▸ Available records:
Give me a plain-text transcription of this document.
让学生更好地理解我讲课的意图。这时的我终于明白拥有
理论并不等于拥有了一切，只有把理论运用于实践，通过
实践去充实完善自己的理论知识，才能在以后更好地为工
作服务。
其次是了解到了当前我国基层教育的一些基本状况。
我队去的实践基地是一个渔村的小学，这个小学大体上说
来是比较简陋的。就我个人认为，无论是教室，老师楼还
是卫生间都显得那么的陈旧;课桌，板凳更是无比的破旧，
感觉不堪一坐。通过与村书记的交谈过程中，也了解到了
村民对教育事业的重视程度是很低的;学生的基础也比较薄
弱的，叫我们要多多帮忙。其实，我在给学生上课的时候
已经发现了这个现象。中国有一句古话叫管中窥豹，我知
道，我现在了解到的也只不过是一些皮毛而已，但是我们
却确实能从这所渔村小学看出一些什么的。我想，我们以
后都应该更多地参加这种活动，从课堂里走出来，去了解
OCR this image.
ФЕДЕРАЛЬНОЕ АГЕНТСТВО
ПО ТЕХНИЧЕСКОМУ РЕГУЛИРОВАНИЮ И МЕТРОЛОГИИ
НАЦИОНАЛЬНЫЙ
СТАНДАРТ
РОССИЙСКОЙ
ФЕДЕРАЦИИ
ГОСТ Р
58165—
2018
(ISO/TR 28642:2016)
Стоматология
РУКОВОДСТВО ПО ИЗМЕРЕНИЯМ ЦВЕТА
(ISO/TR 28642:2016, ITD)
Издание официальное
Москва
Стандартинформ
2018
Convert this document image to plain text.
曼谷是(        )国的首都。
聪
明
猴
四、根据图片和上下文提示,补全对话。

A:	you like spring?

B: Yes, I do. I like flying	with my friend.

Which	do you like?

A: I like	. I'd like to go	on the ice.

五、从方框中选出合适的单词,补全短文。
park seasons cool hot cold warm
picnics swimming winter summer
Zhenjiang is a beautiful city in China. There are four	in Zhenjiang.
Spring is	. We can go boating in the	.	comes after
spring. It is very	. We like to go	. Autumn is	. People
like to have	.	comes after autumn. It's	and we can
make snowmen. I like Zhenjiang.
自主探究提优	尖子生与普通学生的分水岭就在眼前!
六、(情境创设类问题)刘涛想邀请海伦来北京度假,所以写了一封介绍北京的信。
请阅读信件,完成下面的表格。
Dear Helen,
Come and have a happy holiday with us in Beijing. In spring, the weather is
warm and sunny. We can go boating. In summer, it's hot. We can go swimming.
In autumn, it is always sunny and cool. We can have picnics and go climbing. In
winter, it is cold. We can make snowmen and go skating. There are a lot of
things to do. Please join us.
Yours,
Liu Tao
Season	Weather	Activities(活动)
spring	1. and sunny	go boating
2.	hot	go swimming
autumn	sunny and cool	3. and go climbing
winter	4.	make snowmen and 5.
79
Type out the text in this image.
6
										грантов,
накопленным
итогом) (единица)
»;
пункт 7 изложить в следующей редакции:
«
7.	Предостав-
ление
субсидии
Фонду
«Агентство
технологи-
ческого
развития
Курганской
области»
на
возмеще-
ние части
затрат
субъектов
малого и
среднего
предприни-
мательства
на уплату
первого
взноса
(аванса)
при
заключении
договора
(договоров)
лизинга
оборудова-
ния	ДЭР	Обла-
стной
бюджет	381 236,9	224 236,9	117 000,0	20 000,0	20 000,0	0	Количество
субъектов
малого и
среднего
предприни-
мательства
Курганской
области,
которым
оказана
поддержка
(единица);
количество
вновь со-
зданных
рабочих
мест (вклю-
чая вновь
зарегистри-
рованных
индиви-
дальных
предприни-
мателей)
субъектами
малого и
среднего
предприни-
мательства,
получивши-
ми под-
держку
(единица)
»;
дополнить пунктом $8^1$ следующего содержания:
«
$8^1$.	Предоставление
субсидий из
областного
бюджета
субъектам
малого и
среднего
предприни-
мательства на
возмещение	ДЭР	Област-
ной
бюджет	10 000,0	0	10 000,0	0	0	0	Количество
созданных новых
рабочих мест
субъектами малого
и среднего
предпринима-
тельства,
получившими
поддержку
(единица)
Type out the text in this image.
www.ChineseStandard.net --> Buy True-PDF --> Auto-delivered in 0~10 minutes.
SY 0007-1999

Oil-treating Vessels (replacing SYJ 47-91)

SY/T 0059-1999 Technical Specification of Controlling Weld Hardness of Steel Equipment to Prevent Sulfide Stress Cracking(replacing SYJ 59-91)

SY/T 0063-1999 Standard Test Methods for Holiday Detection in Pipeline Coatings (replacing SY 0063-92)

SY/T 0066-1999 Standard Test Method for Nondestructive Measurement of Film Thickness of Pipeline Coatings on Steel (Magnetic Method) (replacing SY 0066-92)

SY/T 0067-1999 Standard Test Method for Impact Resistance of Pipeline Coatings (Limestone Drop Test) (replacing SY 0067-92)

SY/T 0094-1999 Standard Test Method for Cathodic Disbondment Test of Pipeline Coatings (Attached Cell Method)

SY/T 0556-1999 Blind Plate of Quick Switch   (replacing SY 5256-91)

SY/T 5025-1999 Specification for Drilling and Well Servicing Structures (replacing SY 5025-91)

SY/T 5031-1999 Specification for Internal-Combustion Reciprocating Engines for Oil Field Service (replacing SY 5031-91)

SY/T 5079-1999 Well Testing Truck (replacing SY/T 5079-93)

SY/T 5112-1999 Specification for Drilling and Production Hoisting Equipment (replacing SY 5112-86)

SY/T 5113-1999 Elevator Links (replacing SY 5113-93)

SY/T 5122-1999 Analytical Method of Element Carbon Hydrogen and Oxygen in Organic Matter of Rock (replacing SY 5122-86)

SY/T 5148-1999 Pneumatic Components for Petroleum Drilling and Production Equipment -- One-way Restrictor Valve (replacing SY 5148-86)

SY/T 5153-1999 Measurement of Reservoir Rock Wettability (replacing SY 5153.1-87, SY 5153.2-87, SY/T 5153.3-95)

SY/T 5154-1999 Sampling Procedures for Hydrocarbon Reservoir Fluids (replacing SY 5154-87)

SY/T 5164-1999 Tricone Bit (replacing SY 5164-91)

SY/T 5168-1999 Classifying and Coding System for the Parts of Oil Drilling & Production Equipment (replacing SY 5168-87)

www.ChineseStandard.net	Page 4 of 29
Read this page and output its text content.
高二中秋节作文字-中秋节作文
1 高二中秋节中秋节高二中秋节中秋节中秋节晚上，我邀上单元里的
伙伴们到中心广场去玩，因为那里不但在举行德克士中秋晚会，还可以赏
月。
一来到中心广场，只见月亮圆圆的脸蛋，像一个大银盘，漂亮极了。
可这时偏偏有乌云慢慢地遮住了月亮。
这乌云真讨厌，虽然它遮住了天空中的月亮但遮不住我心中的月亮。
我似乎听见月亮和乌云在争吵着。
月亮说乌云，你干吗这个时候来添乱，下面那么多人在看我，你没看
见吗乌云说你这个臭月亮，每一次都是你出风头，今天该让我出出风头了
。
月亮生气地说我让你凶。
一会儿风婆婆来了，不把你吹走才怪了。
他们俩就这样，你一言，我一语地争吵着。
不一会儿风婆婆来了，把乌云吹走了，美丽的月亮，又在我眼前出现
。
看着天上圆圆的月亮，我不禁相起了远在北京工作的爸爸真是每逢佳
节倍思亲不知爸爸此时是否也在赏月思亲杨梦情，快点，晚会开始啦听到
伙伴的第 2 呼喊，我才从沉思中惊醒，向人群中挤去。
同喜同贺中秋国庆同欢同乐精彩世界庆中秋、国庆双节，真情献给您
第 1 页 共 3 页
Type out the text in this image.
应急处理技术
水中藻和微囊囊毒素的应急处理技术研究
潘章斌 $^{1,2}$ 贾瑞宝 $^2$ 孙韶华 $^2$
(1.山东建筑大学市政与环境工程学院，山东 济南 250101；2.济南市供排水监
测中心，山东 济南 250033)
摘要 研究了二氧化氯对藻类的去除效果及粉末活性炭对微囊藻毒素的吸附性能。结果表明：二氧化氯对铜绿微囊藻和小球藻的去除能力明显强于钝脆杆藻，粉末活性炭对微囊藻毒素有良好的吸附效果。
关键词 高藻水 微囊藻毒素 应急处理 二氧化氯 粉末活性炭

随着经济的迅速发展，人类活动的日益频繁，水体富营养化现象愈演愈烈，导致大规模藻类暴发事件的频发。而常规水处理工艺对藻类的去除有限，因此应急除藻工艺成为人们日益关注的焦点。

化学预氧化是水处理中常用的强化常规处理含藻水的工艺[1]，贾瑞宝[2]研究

▸ Written problem:
Search the records above for "picnics". Copy each line where it is found.

▸ Written answer:
picnics swimming winter summer
In autumn, it is always sunny and cool. We can have picnics and go climbing. In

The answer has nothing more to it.